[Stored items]
******************************

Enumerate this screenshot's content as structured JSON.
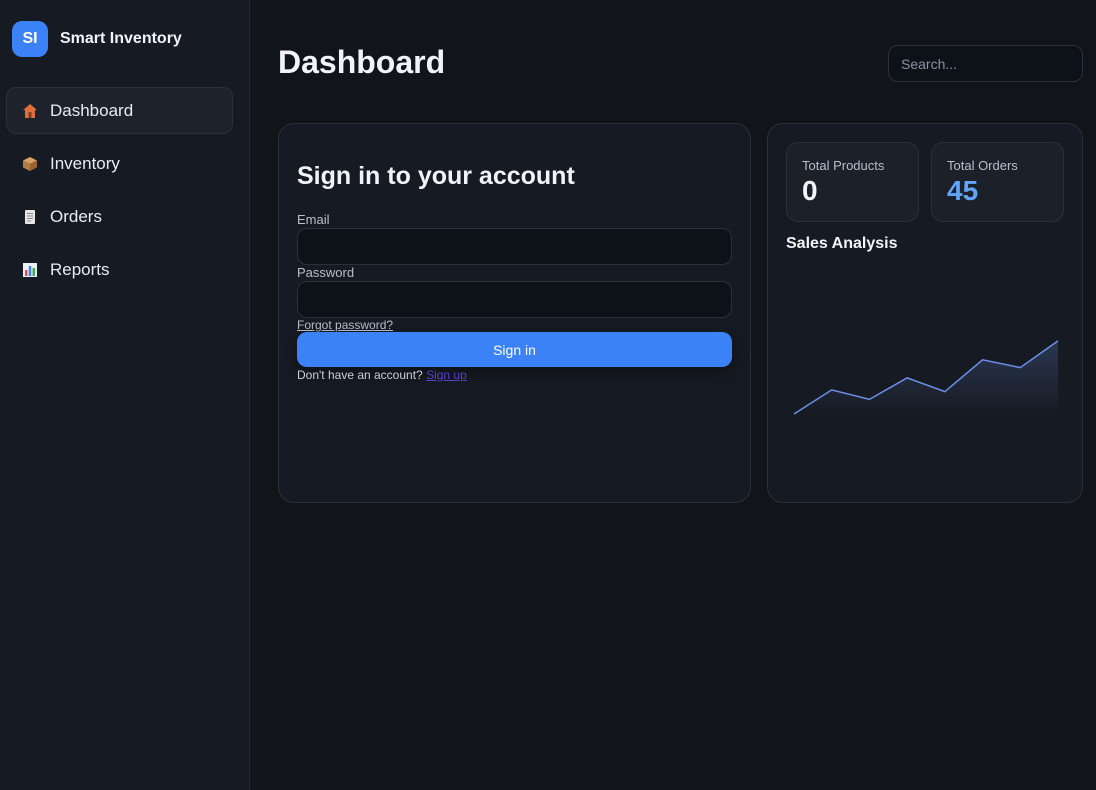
{
  "sidebar": {
    "brand": {
      "initials": "SI",
      "name": "Smart Inventory"
    },
    "items": [
      {
        "label": "Dashboard",
        "icon": "house-icon",
        "active": true
      },
      {
        "label": "Inventory",
        "icon": "package-icon",
        "active": false
      },
      {
        "label": "Orders",
        "icon": "receipt-icon",
        "active": false
      },
      {
        "label": "Reports",
        "icon": "bar-chart-icon",
        "active": false
      }
    ]
  },
  "header": {
    "title": "Dashboard",
    "search_placeholder": "Search..."
  },
  "login": {
    "title": "Sign in to your account",
    "email_label": "Email",
    "email_value": "",
    "password_label": "Password",
    "password_value": "",
    "forgot_label": "Forgot password?",
    "signin_label": "Sign in",
    "signup_prompt": "Don't have an account?",
    "signup_label": "Sign up"
  },
  "stats": {
    "total_products": {
      "label": "Total Products",
      "value": "0"
    },
    "total_orders": {
      "label": "Total Orders",
      "value": "45"
    }
  },
  "sales": {
    "title": "Sales Analysis"
  },
  "chart_data": {
    "type": "area",
    "title": "Sales Analysis",
    "x": [
      1,
      2,
      3,
      4,
      5,
      6,
      7,
      8
    ],
    "values": [
      0,
      28,
      17,
      42,
      26,
      63,
      54,
      85
    ],
    "ylim": [
      0,
      100
    ],
    "xlabel": "",
    "ylabel": "",
    "grid": false,
    "color": "#6d8fe8"
  },
  "colors": {
    "accent": "#3b82f6",
    "orders_value": "#60a5fa",
    "background": "#111419",
    "card": "#161a22"
  }
}
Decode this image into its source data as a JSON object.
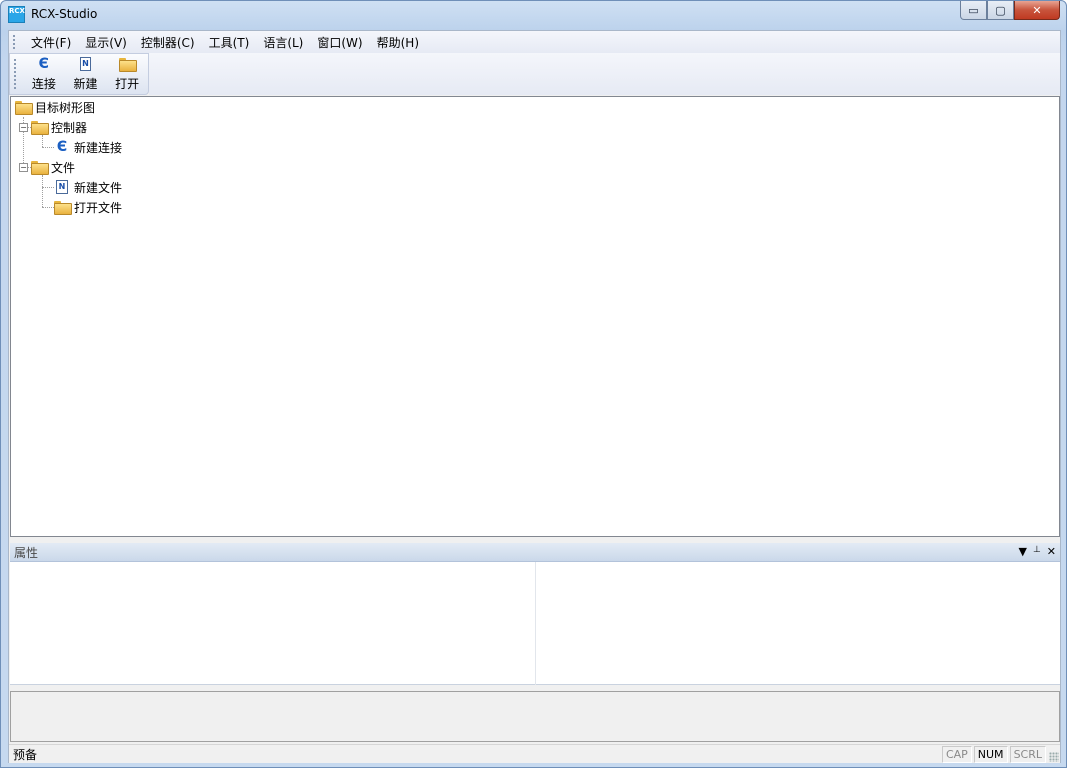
{
  "window": {
    "title": "RCX-Studio",
    "icon_text": "RCX",
    "buttons": {
      "minimize": "▭",
      "maximize": "▢",
      "close": "✕"
    }
  },
  "menubar": {
    "items": [
      {
        "label": "文件(F)"
      },
      {
        "label": "显示(V)"
      },
      {
        "label": "控制器(C)"
      },
      {
        "label": "工具(T)"
      },
      {
        "label": "语言(L)"
      },
      {
        "label": "窗口(W)"
      },
      {
        "label": "帮助(H)"
      }
    ]
  },
  "toolbar": {
    "buttons": [
      {
        "label": "连接",
        "icon": "connect-icon"
      },
      {
        "label": "新建",
        "icon": "new-file-icon"
      },
      {
        "label": "打开",
        "icon": "open-folder-icon"
      }
    ]
  },
  "tree": {
    "root": "目标树形图",
    "controller": {
      "label": "控制器",
      "child": "新建连接"
    },
    "files": {
      "label": "文件",
      "children": [
        "新建文件",
        "打开文件"
      ]
    }
  },
  "properties": {
    "title": "属性",
    "tools": {
      "dropdown": "▼",
      "pin": "📌",
      "close": "✕"
    }
  },
  "statusbar": {
    "text": "预备",
    "indicators": {
      "cap": "CAP",
      "num": "NUM",
      "scrl": "SCRL"
    }
  },
  "colors": {
    "accent": "#1b5fc2",
    "folder": "#e9b23f",
    "close_button": "#c8543c"
  }
}
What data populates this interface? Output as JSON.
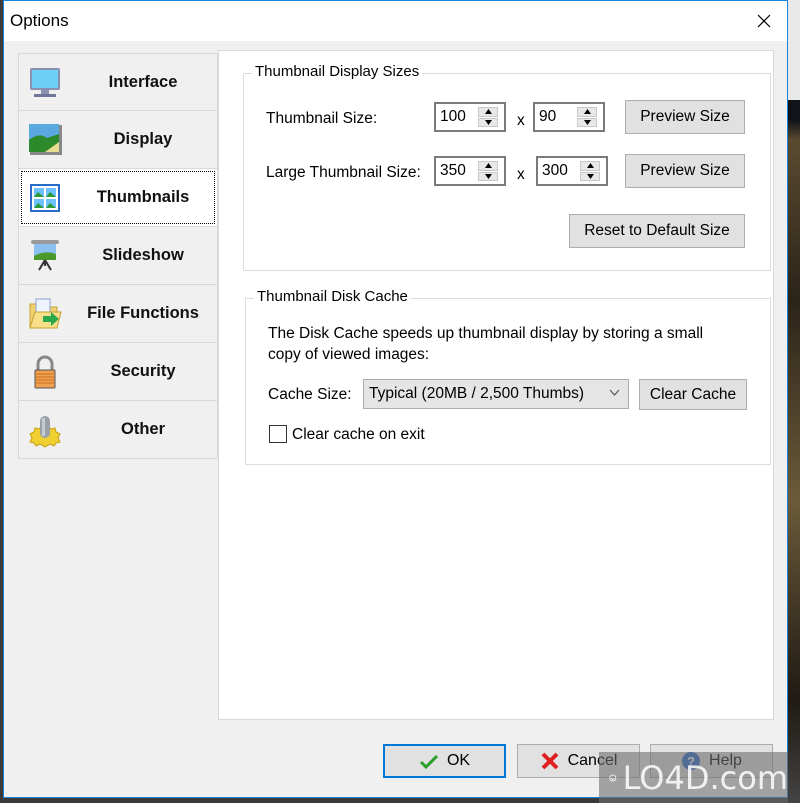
{
  "window": {
    "title": "Options",
    "close_label": "Close"
  },
  "sidebar": {
    "items": [
      {
        "label": "Interface",
        "icon": "monitor-icon",
        "active": false
      },
      {
        "label": "Display",
        "icon": "landscape-picture-icon",
        "active": false
      },
      {
        "label": "Thumbnails",
        "icon": "thumbnails-grid-icon",
        "active": true
      },
      {
        "label": "Slideshow",
        "icon": "projector-screen-icon",
        "active": false
      },
      {
        "label": "File Functions",
        "icon": "folder-arrow-icon",
        "active": false
      },
      {
        "label": "Security",
        "icon": "padlock-icon",
        "active": false
      },
      {
        "label": "Other",
        "icon": "gear-cylinder-icon",
        "active": false
      }
    ]
  },
  "display_sizes": {
    "group_title": "Thumbnail Display Sizes",
    "thumbnail_label": "Thumbnail Size:",
    "thumbnail_width": "100",
    "thumbnail_height": "90",
    "large_label": "Large Thumbnail Size:",
    "large_width": "350",
    "large_height": "300",
    "times": "x",
    "preview_label": "Preview Size",
    "reset_label": "Reset to Default Size"
  },
  "disk_cache": {
    "group_title": "Thumbnail Disk Cache",
    "description_line1": "The Disk Cache speeds up thumbnail display by storing a small",
    "description_line2": "copy of viewed images:",
    "cache_size_label": "Cache Size:",
    "cache_size_value": "Typical (20MB / 2,500 Thumbs)",
    "clear_cache_label": "Clear Cache",
    "clear_on_exit_label": "Clear cache on exit",
    "clear_on_exit_checked": false
  },
  "footer": {
    "ok_label": "OK",
    "cancel_label": "Cancel",
    "help_label": "Help"
  },
  "watermark": {
    "text": "LO4D.com"
  }
}
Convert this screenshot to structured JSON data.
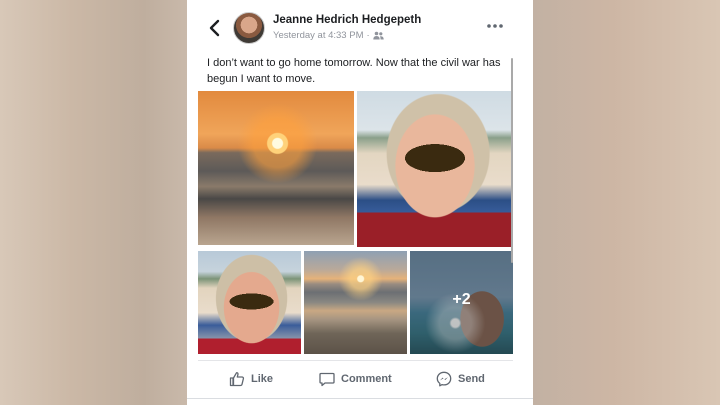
{
  "post": {
    "author": "Jeanne Hedrich Hedgepeth",
    "timestamp": "Yesterday at 4:33 PM",
    "separator": "·",
    "audience_icon": "friends-icon",
    "text": "I don’t want to go home tomorrow. Now that the civil war has begun I want to move."
  },
  "photos": {
    "items": [
      {
        "alt": "sunset over the ocean"
      },
      {
        "alt": "beach selfie with sunglasses"
      },
      {
        "alt": "beach selfie in chair"
      },
      {
        "alt": "sunset on the beach"
      },
      {
        "alt": "selfie in the water"
      }
    ],
    "more_count": "+2"
  },
  "actions": {
    "like_label": "Like",
    "comment_label": "Comment",
    "send_label": "Send"
  },
  "icons": {
    "back": "back-chevron-icon",
    "more": "more-options-icon",
    "like": "thumbs-up-icon",
    "comment": "comment-icon",
    "send": "messenger-icon"
  },
  "colors": {
    "text_primary": "#1c1e21",
    "text_secondary": "#90949c",
    "action_text": "#606770"
  }
}
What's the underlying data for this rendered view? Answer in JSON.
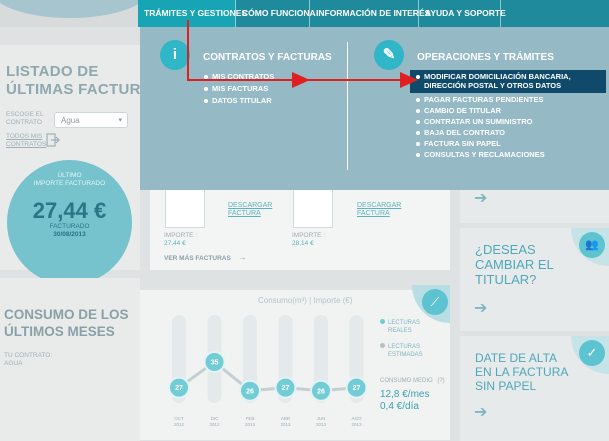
{
  "nav": {
    "tabs": [
      "Trámites y gestiones",
      "Cómo funciona",
      "Información de interés",
      "Ayuda y soporte"
    ]
  },
  "left": {
    "title_line1": "Listado de",
    "title_line2": "últimas facturas",
    "choose_label_1": "Escoge el",
    "choose_label_2": "contrato",
    "select_value": "Agua",
    "my_contracts_1": "todos mis",
    "my_contracts_2": "contratos",
    "last_invoice_1": "Último",
    "last_invoice_2": "importe facturado",
    "amount": "27,44 €",
    "billed": "facturado",
    "date": "30/08/2013"
  },
  "invoices": {
    "download_1": "Descargar",
    "download_2": "factura",
    "import_label": "Importe :",
    "amount_1": "27,44 €",
    "amount_2": "28,14 €",
    "more": "Ver más facturas"
  },
  "consumption": {
    "title_line1": "Consumo de los",
    "title_line2": "últimos meses",
    "contract_label": "tu contrato:",
    "contract_value": "agua"
  },
  "chart_data": {
    "type": "line",
    "title": "Consumo(m³) | Importe (€)",
    "categories": [
      "Oct",
      "Dic",
      "Feb",
      "Abr",
      "Jun",
      "Ago"
    ],
    "years": [
      "2012",
      "2012",
      "2013",
      "2013",
      "2013",
      "2013"
    ],
    "values": [
      27,
      35,
      26,
      27,
      26,
      27
    ],
    "legend": [
      "Lecturas reales",
      "Lecturas estimadas"
    ],
    "avg_label": "Consumo medio",
    "avg_help": "(?)",
    "avg_month": "12,8 €/mes",
    "avg_day": "0,4 €/día"
  },
  "right": {
    "titular_line1": "¿Deseas",
    "titular_line2": "cambiar el",
    "titular_line3": "titular?",
    "paper_line1": "Date de alta",
    "paper_line2": "en la factura",
    "paper_line3": "sin papel"
  },
  "dropdown": {
    "col1_title": "Contratos y facturas",
    "col1_items": [
      "Mis contratos",
      "Mis facturas",
      "Datos titular"
    ],
    "col2_title": "Operaciones y trámites",
    "col2_items": [
      "Modificar domiciliación bancaria, dirección postal y otros datos",
      "Pagar facturas pendientes",
      "Cambio de titular",
      "Contratar un suministro",
      "Baja del contrato",
      "Factura sin papel",
      "Consultas y reclamaciones"
    ]
  },
  "colors": {
    "nav": "#1f8a9c",
    "active_tab": "#17a5b5",
    "overlay": "#96b9c6",
    "highlight": "#0f4a6a",
    "arrow": "#e02020"
  }
}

******************************

What you have to do
Lines that hold "sunset" are the ones to copy; find all of them.

Correct result
        "alt": "sunset over the ocean"
        "alt": "sunset on the beach"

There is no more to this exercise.